## WRITTEN EXERCISE
List every line in the rows below that contains the string "Remember", matching uppercase and lowercase exactly.

## STORED DATA
◆ ◆ ◆ ◆ ◆

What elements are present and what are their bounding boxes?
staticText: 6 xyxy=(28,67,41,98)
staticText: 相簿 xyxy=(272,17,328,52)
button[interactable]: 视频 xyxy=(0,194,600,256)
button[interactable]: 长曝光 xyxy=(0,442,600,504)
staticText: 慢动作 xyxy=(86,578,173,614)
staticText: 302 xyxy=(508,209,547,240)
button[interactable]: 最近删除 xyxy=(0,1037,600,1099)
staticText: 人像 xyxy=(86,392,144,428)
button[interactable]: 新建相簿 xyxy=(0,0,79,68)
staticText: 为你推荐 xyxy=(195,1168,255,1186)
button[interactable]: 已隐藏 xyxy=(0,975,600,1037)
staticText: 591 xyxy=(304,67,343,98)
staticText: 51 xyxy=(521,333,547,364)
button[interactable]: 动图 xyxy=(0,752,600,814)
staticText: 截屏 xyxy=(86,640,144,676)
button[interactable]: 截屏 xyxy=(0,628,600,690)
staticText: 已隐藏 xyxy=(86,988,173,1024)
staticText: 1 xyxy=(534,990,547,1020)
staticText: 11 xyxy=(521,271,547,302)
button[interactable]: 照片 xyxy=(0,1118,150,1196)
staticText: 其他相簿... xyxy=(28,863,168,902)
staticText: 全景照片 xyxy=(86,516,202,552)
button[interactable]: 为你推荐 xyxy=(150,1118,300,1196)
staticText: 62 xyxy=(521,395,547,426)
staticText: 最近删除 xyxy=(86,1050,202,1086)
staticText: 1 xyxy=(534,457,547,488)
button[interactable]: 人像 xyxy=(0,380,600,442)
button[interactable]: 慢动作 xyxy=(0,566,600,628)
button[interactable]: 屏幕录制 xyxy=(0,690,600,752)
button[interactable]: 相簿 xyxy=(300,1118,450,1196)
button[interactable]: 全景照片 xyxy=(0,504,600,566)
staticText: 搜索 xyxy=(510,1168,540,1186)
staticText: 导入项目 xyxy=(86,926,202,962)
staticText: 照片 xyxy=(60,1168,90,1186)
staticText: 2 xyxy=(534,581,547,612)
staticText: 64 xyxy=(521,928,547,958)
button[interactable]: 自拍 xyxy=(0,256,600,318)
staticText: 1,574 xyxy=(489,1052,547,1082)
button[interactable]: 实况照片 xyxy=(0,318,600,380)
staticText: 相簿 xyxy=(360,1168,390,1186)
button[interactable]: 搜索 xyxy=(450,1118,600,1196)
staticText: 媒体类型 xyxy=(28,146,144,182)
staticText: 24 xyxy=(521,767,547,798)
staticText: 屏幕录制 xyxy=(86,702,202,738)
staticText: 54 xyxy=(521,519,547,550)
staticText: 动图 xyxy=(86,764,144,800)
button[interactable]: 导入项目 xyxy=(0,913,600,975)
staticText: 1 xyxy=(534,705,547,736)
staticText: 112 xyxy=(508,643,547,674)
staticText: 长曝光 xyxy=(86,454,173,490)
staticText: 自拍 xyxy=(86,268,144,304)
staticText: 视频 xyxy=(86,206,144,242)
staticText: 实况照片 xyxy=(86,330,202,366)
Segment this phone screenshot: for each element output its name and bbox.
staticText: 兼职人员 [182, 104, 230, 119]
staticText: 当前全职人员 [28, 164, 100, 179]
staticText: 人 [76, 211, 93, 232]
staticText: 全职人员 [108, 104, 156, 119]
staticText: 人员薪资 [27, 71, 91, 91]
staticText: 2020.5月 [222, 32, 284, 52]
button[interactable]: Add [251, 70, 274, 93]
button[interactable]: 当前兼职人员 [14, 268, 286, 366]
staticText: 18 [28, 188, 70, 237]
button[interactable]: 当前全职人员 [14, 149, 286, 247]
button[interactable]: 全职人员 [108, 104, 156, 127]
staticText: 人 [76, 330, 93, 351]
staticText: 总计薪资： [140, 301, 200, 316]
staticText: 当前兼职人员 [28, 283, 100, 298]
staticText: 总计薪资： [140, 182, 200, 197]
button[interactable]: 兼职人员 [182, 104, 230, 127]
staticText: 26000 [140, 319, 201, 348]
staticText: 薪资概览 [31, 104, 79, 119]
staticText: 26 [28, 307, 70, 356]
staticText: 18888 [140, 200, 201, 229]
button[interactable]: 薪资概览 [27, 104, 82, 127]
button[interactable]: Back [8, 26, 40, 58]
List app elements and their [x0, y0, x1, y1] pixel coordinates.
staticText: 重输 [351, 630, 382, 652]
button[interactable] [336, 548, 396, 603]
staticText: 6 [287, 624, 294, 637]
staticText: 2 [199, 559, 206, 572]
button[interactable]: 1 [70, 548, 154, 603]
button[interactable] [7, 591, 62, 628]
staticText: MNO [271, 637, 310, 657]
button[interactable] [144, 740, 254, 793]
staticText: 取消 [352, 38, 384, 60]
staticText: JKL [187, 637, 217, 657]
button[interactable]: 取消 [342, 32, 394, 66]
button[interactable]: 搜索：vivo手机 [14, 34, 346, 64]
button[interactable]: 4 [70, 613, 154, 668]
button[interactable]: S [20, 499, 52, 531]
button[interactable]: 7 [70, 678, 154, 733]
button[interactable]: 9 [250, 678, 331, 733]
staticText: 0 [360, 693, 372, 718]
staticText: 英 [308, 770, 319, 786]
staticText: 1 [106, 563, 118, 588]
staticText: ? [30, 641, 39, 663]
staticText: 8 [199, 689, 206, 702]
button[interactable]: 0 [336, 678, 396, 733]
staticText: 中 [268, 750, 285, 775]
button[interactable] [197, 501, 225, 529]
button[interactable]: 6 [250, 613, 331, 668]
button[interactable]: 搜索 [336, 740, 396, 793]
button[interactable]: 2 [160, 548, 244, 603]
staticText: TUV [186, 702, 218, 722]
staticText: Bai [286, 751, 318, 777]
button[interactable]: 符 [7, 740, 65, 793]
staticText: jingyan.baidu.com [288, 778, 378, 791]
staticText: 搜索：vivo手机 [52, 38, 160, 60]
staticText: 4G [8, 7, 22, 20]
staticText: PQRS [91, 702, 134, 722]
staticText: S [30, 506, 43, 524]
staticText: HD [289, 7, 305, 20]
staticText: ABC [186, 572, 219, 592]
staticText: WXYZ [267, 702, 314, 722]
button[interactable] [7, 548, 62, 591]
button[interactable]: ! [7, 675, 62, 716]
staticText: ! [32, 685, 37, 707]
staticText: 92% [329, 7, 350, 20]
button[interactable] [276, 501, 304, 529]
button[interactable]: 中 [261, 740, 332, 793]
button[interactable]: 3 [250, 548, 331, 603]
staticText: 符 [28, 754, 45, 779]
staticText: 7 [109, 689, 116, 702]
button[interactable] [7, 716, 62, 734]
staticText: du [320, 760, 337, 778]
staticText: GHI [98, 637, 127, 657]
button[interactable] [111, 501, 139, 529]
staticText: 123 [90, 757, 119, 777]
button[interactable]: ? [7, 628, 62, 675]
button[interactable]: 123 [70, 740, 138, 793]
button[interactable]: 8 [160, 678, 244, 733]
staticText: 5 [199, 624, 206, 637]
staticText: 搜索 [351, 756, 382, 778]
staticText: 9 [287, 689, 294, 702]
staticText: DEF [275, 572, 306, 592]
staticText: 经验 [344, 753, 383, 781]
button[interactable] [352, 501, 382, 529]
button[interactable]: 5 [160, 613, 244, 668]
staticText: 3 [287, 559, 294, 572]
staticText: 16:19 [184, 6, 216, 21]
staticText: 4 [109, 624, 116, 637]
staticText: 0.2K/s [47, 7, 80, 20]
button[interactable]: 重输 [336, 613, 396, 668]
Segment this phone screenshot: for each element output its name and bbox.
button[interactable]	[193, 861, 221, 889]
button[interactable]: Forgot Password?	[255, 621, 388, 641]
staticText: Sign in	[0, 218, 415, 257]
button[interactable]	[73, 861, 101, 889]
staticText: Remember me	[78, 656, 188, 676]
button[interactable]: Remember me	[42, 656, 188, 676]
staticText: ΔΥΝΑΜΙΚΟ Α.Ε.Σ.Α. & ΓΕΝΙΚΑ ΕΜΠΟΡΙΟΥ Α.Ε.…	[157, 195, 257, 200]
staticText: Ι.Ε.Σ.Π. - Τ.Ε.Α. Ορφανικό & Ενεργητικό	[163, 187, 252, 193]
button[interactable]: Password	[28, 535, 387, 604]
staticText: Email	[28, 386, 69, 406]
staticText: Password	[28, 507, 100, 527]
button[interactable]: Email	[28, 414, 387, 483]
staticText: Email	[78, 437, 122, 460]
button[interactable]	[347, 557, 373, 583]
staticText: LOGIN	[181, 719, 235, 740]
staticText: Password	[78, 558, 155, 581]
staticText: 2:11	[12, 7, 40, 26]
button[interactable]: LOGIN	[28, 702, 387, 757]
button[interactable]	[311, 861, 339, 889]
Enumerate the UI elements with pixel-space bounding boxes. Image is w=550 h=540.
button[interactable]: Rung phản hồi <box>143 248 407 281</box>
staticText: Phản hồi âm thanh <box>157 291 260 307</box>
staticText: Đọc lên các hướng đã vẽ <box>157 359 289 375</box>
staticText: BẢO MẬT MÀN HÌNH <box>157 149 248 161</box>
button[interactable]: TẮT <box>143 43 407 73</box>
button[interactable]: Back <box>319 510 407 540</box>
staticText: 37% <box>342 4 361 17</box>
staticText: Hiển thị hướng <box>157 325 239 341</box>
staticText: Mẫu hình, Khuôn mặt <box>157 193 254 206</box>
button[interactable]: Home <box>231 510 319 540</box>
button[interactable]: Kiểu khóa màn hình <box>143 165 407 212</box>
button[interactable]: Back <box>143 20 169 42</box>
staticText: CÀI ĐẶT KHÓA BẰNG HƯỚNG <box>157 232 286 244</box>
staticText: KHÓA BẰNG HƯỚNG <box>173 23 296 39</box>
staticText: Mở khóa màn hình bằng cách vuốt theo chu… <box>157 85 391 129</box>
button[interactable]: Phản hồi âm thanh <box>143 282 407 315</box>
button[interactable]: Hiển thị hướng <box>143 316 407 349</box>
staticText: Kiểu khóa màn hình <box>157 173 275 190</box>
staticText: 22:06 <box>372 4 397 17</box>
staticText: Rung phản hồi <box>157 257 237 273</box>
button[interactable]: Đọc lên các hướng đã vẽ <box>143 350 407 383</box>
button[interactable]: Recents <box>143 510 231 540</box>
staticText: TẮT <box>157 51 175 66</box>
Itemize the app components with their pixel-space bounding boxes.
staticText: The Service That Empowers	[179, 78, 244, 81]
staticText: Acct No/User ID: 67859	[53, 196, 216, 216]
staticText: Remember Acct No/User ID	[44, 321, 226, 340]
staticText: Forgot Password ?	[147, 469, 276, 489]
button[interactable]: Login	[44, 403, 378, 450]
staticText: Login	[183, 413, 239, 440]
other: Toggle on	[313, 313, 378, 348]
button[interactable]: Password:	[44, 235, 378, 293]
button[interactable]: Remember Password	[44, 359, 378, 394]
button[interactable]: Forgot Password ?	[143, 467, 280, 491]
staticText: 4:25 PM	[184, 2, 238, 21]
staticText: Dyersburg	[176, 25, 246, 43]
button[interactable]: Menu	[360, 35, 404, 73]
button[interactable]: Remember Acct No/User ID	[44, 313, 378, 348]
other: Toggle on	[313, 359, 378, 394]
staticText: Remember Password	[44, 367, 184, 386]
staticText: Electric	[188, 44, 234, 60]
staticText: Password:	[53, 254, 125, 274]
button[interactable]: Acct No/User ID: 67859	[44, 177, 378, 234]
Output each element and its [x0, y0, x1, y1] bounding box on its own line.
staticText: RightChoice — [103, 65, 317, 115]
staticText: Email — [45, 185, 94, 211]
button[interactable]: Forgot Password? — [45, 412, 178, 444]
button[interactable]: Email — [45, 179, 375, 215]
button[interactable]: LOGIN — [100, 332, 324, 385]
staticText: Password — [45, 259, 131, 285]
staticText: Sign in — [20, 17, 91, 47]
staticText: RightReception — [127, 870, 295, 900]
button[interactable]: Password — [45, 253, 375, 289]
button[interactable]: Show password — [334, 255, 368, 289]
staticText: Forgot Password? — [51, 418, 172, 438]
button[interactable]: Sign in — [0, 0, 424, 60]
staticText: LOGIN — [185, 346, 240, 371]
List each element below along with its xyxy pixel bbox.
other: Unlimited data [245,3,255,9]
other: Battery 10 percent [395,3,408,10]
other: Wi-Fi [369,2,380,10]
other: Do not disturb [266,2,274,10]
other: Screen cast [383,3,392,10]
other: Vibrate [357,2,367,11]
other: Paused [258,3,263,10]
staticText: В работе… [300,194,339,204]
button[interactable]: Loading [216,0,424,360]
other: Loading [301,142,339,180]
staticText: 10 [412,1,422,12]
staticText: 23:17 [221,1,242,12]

◆ ◆ ◆ ◆ ◆

## TASK RESULT
staticText: Remember me	[78, 656, 188, 676]
button[interactable]: Remember me	[42, 656, 188, 676]
staticText: Remember Acct No/User ID	[44, 321, 226, 340]
button[interactable]: Remember Password	[44, 359, 378, 394]
button[interactable]: Remember Acct No/User ID	[44, 313, 378, 348]
staticText: Remember Password	[44, 367, 184, 386]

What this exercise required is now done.